Go through the material below and copy each line where the word "title" appears.

- [Structured figure records]

--- BEGIN ---

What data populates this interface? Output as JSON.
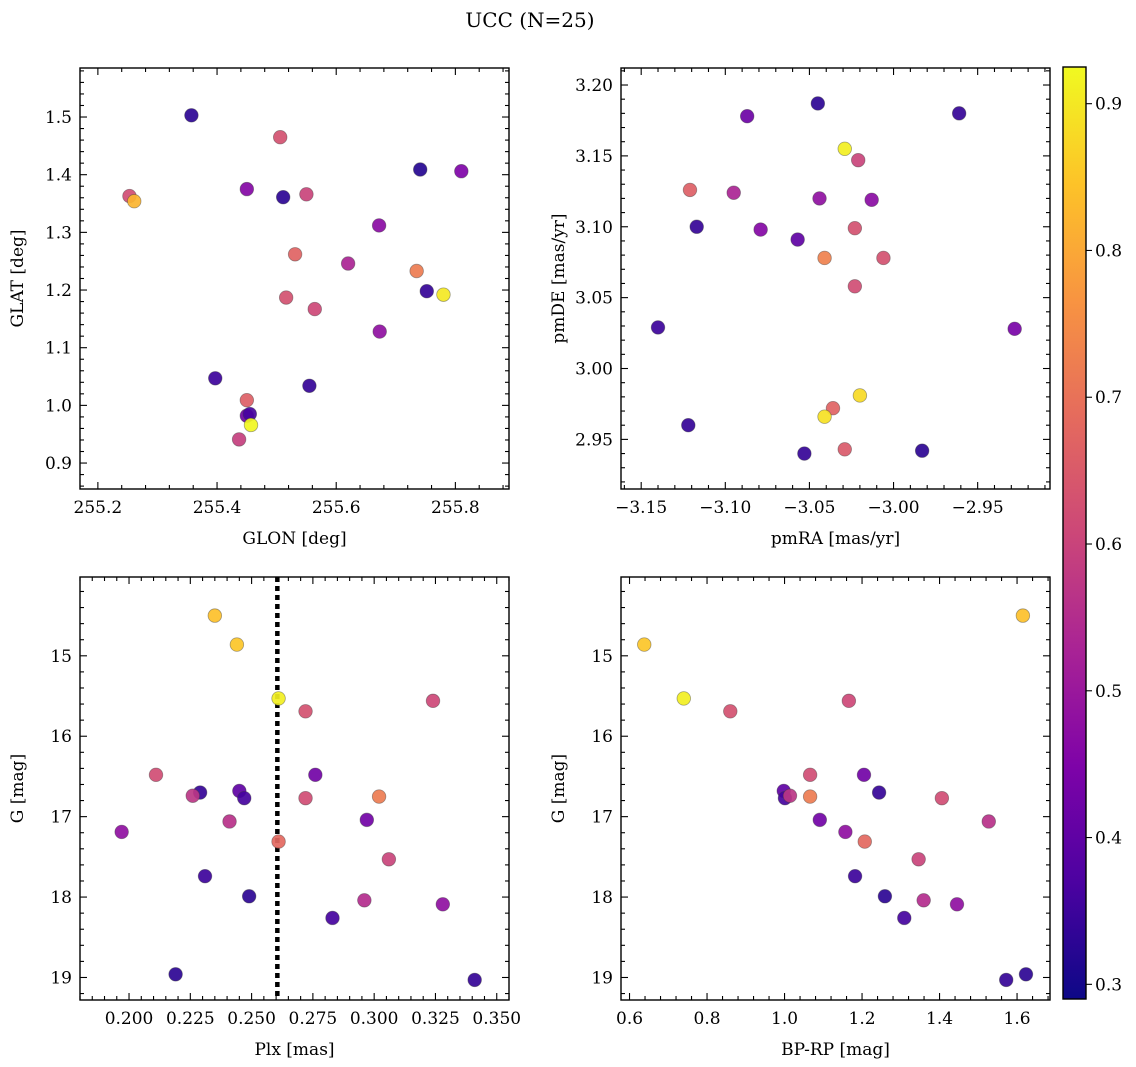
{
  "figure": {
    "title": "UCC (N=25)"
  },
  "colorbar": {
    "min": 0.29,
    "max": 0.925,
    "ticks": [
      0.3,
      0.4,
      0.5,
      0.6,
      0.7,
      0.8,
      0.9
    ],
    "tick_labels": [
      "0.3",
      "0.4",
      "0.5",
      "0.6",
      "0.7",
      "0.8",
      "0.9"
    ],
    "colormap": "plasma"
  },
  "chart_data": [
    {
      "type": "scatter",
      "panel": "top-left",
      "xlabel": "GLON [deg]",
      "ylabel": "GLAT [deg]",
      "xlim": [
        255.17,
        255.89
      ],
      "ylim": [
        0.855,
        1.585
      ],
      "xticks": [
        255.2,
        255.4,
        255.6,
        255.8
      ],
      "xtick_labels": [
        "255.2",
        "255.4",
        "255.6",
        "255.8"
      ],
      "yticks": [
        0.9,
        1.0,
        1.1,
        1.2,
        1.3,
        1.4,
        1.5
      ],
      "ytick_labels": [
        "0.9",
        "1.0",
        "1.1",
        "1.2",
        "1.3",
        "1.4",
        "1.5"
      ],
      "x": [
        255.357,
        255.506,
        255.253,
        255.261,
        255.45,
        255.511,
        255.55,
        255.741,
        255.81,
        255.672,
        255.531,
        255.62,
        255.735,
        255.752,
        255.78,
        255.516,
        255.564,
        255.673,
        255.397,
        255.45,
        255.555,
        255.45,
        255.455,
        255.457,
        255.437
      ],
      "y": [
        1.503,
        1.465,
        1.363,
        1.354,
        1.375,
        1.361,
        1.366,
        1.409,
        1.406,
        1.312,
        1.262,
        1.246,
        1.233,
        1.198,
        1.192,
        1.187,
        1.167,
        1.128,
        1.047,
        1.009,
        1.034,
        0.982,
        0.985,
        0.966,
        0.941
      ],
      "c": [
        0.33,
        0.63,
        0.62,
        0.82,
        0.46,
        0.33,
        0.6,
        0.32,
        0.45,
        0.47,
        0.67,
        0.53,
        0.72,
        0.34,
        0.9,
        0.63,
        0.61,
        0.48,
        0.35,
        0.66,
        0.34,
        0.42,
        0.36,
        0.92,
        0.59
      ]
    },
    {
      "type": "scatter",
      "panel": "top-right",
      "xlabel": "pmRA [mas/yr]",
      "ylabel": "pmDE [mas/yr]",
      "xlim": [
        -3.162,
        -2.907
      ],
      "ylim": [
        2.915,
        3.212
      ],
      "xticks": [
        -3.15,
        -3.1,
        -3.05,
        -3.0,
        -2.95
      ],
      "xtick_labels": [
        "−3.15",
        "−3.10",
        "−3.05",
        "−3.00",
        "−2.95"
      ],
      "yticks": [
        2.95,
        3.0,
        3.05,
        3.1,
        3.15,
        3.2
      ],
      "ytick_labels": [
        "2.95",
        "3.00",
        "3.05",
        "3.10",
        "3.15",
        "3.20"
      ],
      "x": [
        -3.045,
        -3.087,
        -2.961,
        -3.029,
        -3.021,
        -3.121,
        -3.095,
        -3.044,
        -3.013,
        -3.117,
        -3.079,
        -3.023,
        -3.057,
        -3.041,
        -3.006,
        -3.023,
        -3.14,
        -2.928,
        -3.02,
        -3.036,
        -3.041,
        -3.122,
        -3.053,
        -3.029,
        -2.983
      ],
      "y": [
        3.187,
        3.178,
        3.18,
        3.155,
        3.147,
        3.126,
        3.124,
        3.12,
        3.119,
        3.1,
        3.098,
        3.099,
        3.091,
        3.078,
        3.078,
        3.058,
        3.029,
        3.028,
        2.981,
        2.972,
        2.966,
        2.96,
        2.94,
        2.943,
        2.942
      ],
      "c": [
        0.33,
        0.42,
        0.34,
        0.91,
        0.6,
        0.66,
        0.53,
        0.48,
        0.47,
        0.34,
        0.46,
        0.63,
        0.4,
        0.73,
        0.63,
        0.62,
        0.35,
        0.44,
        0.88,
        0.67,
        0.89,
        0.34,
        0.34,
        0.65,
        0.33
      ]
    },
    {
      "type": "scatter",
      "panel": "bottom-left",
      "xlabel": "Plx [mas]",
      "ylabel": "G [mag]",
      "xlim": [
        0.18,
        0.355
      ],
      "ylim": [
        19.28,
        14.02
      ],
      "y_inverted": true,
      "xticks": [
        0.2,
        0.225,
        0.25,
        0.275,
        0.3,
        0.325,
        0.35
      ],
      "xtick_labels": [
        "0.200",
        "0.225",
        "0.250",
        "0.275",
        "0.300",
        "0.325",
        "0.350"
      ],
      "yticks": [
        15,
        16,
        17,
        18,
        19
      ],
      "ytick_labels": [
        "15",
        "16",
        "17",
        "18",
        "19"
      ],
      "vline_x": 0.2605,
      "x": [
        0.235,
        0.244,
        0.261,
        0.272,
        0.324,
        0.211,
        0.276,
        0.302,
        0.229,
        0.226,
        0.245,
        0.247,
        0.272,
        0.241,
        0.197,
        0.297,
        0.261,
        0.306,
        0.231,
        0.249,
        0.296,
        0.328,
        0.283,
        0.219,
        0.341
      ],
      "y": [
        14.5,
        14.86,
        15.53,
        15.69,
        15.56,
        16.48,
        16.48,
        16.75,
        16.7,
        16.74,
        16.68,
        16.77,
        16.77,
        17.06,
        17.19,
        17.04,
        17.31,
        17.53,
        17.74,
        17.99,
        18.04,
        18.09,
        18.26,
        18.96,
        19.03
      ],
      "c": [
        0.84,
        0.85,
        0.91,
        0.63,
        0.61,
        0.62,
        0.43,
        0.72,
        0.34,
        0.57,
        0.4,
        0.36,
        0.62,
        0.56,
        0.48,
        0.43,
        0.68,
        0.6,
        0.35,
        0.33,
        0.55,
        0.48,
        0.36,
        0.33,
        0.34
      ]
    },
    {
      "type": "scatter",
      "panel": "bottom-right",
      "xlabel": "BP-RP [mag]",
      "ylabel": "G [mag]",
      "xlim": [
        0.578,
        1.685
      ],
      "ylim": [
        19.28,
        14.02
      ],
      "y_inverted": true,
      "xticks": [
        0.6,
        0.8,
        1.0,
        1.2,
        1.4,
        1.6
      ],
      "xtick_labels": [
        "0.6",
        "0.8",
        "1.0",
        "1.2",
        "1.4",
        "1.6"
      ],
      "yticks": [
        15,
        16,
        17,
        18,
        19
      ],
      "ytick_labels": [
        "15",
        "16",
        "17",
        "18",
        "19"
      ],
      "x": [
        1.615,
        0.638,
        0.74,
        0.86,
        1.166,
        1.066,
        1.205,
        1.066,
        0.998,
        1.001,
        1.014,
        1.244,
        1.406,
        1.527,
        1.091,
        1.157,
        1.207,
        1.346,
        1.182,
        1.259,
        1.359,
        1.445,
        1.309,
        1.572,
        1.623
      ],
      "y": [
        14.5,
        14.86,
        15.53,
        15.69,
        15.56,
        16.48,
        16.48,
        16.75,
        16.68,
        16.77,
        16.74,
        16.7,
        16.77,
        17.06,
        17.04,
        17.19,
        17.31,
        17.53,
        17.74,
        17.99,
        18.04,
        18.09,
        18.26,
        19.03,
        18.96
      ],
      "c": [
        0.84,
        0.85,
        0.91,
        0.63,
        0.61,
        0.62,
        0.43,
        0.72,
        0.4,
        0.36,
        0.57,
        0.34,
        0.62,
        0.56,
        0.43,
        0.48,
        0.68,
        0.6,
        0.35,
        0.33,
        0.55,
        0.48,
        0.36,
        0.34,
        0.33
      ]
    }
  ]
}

--- END ---
--- BEGIN ---

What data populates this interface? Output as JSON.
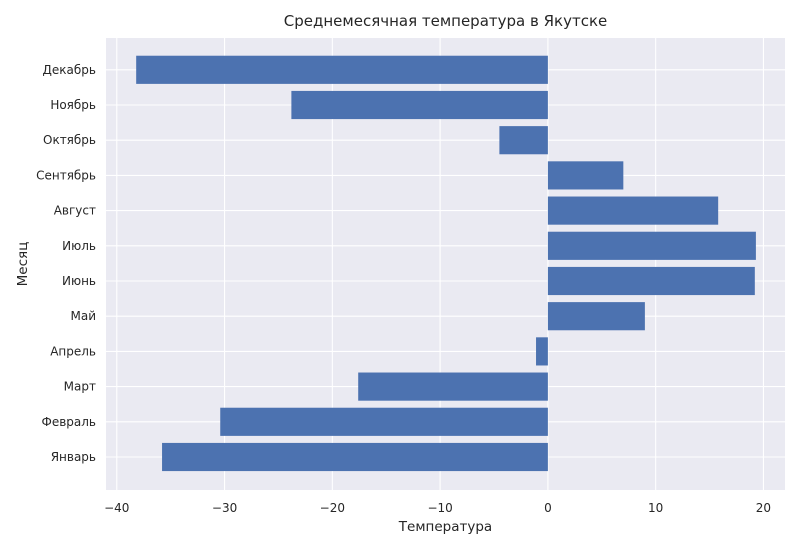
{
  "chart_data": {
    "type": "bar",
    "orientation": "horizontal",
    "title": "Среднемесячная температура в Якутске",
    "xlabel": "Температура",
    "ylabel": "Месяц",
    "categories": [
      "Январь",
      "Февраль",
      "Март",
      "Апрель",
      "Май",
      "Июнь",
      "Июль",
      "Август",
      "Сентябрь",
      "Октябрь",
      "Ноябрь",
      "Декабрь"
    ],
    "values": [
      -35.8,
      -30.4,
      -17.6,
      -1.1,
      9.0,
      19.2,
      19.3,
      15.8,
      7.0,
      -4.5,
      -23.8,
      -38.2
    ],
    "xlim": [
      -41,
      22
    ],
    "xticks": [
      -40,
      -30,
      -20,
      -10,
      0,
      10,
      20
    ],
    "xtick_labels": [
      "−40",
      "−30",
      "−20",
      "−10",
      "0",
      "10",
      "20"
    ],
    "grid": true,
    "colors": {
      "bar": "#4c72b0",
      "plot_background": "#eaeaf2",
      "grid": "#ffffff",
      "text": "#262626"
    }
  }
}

--- END ---

- [Solution]
    "title": "UCC (N=25)"
    "title": "Среднемесячная температура в Якутске",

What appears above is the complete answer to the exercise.